**Given problem**
Where a line of the listing below includes the word "maintenance", reproduce that line.

+ + + + +

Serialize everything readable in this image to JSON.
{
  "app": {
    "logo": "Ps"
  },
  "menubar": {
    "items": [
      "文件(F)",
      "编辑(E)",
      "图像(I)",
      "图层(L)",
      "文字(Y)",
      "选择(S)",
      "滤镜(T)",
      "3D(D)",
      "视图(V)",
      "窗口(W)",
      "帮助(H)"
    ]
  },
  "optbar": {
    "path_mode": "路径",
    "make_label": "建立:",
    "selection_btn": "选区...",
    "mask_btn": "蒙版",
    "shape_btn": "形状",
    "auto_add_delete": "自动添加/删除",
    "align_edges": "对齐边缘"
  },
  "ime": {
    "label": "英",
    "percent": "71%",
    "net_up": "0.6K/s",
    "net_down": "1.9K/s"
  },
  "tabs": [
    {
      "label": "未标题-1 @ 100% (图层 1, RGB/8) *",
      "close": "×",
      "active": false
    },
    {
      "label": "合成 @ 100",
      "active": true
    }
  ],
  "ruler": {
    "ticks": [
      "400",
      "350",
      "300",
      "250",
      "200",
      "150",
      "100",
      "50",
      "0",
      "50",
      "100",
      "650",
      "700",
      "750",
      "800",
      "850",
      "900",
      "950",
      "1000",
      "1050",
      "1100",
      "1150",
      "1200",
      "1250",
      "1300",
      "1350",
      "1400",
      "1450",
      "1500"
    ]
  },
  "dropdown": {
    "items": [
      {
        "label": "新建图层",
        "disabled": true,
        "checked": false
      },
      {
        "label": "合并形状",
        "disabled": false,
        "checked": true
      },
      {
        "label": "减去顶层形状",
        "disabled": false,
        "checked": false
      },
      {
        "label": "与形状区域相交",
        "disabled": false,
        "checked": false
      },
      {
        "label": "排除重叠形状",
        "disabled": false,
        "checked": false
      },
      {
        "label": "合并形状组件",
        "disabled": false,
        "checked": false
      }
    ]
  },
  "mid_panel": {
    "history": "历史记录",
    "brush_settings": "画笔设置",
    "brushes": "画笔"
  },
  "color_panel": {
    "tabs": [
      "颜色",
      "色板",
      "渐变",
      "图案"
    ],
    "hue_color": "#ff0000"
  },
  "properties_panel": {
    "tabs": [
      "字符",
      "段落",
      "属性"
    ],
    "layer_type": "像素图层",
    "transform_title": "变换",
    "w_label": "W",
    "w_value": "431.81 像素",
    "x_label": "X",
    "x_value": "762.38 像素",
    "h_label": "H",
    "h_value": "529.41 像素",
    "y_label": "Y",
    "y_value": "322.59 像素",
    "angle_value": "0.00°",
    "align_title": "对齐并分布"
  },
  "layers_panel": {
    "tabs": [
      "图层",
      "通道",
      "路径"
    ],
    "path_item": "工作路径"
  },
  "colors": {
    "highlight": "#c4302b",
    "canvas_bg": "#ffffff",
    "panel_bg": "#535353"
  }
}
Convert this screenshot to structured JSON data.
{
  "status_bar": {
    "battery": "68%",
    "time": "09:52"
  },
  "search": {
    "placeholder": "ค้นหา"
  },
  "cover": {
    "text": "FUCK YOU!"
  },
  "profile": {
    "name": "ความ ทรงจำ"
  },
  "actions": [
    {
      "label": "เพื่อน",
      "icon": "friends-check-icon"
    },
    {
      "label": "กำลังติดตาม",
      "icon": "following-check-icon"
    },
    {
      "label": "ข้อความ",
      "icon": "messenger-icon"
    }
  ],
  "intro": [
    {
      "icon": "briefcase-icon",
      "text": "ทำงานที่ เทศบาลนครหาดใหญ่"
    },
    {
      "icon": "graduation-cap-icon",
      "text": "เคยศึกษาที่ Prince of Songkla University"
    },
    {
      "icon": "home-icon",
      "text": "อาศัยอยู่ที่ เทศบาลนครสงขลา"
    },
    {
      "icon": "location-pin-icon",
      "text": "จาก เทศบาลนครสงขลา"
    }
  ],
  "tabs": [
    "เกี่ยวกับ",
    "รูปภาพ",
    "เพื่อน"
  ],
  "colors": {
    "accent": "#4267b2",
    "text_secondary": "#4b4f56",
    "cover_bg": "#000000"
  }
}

+ + + + +

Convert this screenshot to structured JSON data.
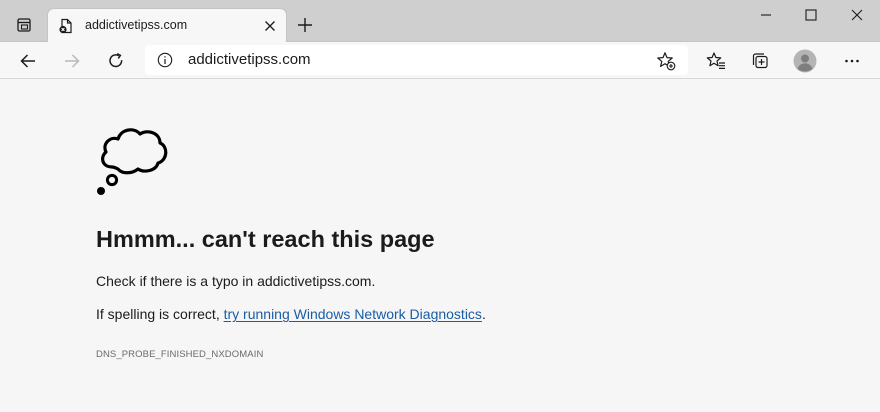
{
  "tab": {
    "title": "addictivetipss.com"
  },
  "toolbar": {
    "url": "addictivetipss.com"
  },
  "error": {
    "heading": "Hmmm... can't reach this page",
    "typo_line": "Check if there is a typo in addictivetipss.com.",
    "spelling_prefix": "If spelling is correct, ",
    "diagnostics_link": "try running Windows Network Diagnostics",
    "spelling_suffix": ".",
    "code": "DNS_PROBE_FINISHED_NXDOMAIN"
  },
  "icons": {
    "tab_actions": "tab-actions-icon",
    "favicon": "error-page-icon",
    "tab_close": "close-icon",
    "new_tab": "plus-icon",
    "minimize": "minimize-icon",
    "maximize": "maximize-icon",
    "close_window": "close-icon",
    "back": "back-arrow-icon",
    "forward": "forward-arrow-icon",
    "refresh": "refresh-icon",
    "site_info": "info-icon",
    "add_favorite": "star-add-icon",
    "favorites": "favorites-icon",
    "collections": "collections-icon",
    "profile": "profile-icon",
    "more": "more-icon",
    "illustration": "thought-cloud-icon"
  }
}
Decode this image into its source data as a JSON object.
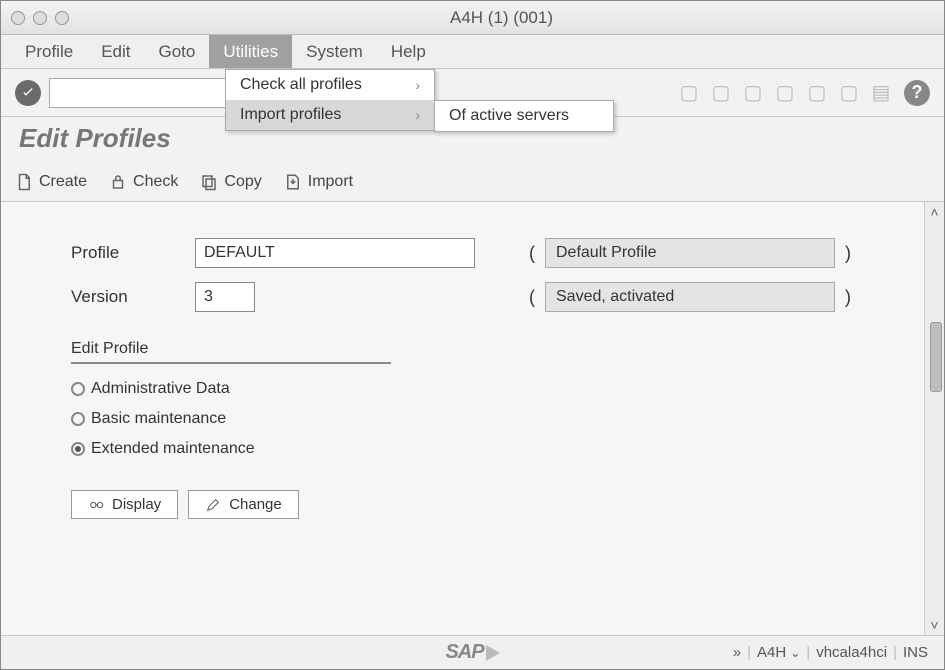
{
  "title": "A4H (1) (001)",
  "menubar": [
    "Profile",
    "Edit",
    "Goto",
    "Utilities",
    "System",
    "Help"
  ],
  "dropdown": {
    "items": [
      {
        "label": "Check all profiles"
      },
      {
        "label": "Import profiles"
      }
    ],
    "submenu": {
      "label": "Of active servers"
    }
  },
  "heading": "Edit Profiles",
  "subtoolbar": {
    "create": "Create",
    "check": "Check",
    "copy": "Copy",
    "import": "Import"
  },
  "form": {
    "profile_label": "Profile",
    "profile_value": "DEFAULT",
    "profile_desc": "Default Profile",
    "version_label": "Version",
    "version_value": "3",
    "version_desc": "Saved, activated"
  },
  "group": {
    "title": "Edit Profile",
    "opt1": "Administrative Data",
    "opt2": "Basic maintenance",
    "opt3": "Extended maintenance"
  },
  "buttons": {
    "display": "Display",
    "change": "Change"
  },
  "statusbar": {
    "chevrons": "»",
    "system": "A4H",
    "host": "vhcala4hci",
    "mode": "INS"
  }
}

+ + + + +

**Answer to the exercise**
    "opt2": "Basic maintenance",
    "opt3": "Extended maintenance"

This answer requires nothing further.